EXERCISE GOAL >> Output the data below in full, character for character.

EXCERPTED RECORDS >>

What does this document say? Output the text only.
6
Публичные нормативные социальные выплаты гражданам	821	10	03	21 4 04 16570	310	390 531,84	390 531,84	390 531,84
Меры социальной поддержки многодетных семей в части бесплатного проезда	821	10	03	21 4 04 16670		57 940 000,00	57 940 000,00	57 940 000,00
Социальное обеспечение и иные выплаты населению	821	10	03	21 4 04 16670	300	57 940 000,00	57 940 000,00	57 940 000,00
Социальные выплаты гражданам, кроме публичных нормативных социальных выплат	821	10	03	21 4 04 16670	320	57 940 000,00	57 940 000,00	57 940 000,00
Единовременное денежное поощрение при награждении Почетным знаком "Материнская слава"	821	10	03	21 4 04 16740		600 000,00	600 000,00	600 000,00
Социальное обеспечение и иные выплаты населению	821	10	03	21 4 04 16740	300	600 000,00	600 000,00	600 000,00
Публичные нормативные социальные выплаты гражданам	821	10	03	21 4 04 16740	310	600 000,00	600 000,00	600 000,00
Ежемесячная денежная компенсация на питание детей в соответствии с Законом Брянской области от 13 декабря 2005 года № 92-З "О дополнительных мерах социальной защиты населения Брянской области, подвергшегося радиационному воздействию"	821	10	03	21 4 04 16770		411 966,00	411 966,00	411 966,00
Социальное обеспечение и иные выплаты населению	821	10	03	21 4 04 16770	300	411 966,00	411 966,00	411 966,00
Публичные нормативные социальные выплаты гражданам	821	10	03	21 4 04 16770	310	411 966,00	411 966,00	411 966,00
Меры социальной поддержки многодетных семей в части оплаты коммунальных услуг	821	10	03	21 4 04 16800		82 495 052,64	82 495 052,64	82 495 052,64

FINISHED EXERCISE >>
What does this document say? Output the text only.
6
Публичные нормативные социальные выплаты гражданам	821	10	03	21 4 04 16570	310	390 531,84	390 531,84	390 531,84
Меры социальной поддержки многодетных семей в части бесплатного проезда	821	10	03	21 4 04 16670		57 940 000,00	57 940 000,00	57 940 000,00
Социальное обеспечение и иные выплаты населению	821	10	03	21 4 04 16670	300	57 940 000,00	57 940 000,00	57 940 000,00
Социальные выплаты гражданам, кроме публичных нормативных социальных выплат	821	10	03	21 4 04 16670	320	57 940 000,00	57 940 000,00	57 940 000,00
Единовременное денежное поощрение при награждении Почетным знаком "Материнская слава"	821	10	03	21 4 04 16740		600 000,00	600 000,00	600 000,00
Социальное обеспечение и иные выплаты населению	821	10	03	21 4 04 16740	300	600 000,00	600 000,00	600 000,00
Публичные нормативные социальные выплаты гражданам	821	10	03	21 4 04 16740	310	600 000,00	600 000,00	600 000,00
Ежемесячная денежная компенсация на питание детей в соответствии с Законом Брянской области от 13 декабря 2005 года № 92-З "О дополнительных мерах социальной защиты населения Брянской области, подвергшегося радиационному воздействию"	821	10	03	21 4 04 16770		411 966,00	411 966,00	411 966,00
Социальное обеспечение и иные выплаты населению	821	10	03	21 4 04 16770	300	411 966,00	411 966,00	411 966,00
Публичные нормативные социальные выплаты гражданам	821	10	03	21 4 04 16770	310	411 966,00	411 966,00	411 966,00
Меры социальной поддержки многодетных семей в части оплаты коммунальных услуг	821	10	03	21 4 04 16800		82 495 052,64	82 495 052,64	82 495 052,64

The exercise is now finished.